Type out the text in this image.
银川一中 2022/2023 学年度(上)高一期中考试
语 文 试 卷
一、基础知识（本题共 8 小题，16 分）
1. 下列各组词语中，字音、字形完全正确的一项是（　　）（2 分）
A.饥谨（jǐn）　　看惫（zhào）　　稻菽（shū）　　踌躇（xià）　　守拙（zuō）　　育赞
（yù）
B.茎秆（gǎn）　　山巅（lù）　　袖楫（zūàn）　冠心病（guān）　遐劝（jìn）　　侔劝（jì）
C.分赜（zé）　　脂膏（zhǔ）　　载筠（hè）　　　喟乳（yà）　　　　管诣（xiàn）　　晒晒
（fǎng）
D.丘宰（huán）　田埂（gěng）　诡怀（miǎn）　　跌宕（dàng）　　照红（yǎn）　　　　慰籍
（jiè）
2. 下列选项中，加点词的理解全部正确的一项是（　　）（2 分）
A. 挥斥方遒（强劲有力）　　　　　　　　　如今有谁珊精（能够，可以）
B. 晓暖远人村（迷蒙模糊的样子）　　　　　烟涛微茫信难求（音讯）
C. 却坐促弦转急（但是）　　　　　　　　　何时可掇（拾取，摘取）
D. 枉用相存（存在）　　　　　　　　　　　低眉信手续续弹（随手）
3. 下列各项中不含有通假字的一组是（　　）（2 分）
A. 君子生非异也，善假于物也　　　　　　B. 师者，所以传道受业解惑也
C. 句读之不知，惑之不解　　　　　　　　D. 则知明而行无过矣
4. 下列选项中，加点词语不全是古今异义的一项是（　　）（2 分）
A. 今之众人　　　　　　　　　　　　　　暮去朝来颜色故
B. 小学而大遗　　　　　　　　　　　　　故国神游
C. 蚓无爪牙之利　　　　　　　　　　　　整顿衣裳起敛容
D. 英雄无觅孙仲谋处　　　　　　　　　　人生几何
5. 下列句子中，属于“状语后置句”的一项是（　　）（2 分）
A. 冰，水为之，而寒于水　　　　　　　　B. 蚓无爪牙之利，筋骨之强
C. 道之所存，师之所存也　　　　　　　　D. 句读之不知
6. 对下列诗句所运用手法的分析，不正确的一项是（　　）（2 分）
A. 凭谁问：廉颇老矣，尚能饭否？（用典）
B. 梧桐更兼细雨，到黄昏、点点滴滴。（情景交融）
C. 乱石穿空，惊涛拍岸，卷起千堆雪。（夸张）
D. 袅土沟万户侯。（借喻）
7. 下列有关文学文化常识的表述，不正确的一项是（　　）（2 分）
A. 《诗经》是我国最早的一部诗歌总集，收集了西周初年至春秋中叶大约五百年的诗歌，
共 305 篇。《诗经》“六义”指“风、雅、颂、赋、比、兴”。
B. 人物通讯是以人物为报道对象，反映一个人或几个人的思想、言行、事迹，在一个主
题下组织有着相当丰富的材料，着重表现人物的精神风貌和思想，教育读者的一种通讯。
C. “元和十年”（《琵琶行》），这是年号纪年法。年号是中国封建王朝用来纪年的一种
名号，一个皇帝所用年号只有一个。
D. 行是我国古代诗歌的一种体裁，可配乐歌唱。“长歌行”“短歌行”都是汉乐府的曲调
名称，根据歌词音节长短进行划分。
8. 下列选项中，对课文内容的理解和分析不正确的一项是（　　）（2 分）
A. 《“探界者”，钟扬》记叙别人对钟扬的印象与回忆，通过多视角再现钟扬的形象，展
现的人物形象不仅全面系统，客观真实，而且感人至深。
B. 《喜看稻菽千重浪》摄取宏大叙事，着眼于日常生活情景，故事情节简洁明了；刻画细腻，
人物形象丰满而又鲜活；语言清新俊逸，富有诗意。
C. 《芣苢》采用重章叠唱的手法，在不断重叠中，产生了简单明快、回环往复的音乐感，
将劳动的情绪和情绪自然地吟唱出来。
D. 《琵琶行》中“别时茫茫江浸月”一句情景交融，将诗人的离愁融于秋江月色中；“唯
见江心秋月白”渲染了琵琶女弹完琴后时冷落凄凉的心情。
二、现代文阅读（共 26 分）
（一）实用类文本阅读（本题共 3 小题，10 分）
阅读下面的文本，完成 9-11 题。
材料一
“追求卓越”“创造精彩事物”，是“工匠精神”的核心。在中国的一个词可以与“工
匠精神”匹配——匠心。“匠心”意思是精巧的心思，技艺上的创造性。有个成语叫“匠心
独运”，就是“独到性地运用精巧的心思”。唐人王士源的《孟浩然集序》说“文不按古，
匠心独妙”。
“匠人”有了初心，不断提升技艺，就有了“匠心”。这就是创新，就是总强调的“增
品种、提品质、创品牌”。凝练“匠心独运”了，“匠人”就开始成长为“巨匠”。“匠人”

WHAT THE TASK REQUIRES:
Transcribe the whole listing exactly.

RESPONSE TO THE TASK:
Type out the text in this image.
银川一中 2022/2023 学年度(上)高一期中考试
语 文 试 卷
一、基础知识（本题共 8 小题，16 分）
1. 下列各组词语中，字音、字形完全正确的一项是（　　）（2 分）
A.饥谨（jǐn）　　看惫（zhào）　　稻菽（shū）　　踌躇（xià）　　守拙（zuō）　　育赞
（yù）
B.茎秆（gǎn）　　山巅（lù）　　袖楫（zūàn）　冠心病（guān）　遐劝（jìn）　　侔劝（jì）
C.分赜（zé）　　脂膏（zhǔ）　　载筠（hè）　　　喟乳（yà）　　　　管诣（xiàn）　　晒晒
（fǎng）
D.丘宰（huán）　田埂（gěng）　诡怀（miǎn）　　跌宕（dàng）　　照红（yǎn）　　　　慰籍
（jiè）
2. 下列选项中，加点词的理解全部正确的一项是（　　）（2 分）
A. 挥斥方遒（强劲有力）　　　　　　　　　如今有谁珊精（能够，可以）
B. 晓暖远人村（迷蒙模糊的样子）　　　　　烟涛微茫信难求（音讯）
C. 却坐促弦转急（但是）　　　　　　　　　何时可掇（拾取，摘取）
D. 枉用相存（存在）　　　　　　　　　　　低眉信手续续弹（随手）
3. 下列各项中不含有通假字的一组是（　　）（2 分）
A. 君子生非异也，善假于物也　　　　　　B. 师者，所以传道受业解惑也
C. 句读之不知，惑之不解　　　　　　　　D. 则知明而行无过矣
4. 下列选项中，加点词语不全是古今异义的一项是（　　）（2 分）
A. 今之众人　　　　　　　　　　　　　　暮去朝来颜色故
B. 小学而大遗　　　　　　　　　　　　　故国神游
C. 蚓无爪牙之利　　　　　　　　　　　　整顿衣裳起敛容
D. 英雄无觅孙仲谋处　　　　　　　　　　人生几何
5. 下列句子中，属于“状语后置句”的一项是（　　）（2 分）
A. 冰，水为之，而寒于水　　　　　　　　B. 蚓无爪牙之利，筋骨之强
C. 道之所存，师之所存也　　　　　　　　D. 句读之不知
6. 对下列诗句所运用手法的分析，不正确的一项是（　　）（2 分）
A. 凭谁问：廉颇老矣，尚能饭否？（用典）
B. 梧桐更兼细雨，到黄昏、点点滴滴。（情景交融）
C. 乱石穿空，惊涛拍岸，卷起千堆雪。（夸张）
D. 袅土沟万户侯。（借喻）
7. 下列有关文学文化常识的表述，不正确的一项是（　　）（2 分）
A. 《诗经》是我国最早的一部诗歌总集，收集了西周初年至春秋中叶大约五百年的诗歌，
共 305 篇。《诗经》“六义”指“风、雅、颂、赋、比、兴”。
B. 人物通讯是以人物为报道对象，反映一个人或几个人的思想、言行、事迹，在一个主
题下组织有着相当丰富的材料，着重表现人物的精神风貌和思想，教育读者的一种通讯。
C. “元和十年”（《琵琶行》），这是年号纪年法。年号是中国封建王朝用来纪年的一种
名号，一个皇帝所用年号只有一个。
D. 行是我国古代诗歌的一种体裁，可配乐歌唱。“长歌行”“短歌行”都是汉乐府的曲调
名称，根据歌词音节长短进行划分。
8. 下列选项中，对课文内容的理解和分析不正确的一项是（　　）（2 分）
A. 《“探界者”，钟扬》记叙别人对钟扬的印象与回忆，通过多视角再现钟扬的形象，展
现的人物形象不仅全面系统，客观真实，而且感人至深。
B. 《喜看稻菽千重浪》摄取宏大叙事，着眼于日常生活情景，故事情节简洁明了；刻画细腻，
人物形象丰满而又鲜活；语言清新俊逸，富有诗意。
C. 《芣苢》采用重章叠唱的手法，在不断重叠中，产生了简单明快、回环往复的音乐感，
将劳动的情绪和情绪自然地吟唱出来。
D. 《琵琶行》中“别时茫茫江浸月”一句情景交融，将诗人的离愁融于秋江月色中；“唯
见江心秋月白”渲染了琵琶女弹完琴后时冷落凄凉的心情。
二、现代文阅读（共 26 分）
（一）实用类文本阅读（本题共 3 小题，10 分）
阅读下面的文本，完成 9-11 题。
材料一
“追求卓越”“创造精彩事物”，是“工匠精神”的核心。在中国的一个词可以与“工
匠精神”匹配——匠心。“匠心”意思是精巧的心思，技艺上的创造性。有个成语叫“匠心
独运”，就是“独到性地运用精巧的心思”。唐人王士源的《孟浩然集序》说“文不按古，
匠心独妙”。
“匠人”有了初心，不断提升技艺，就有了“匠心”。这就是创新，就是总强调的“增
品种、提品质、创品牌”。凝练“匠心独运”了，“匠人”就开始成长为“巨匠”。“匠人”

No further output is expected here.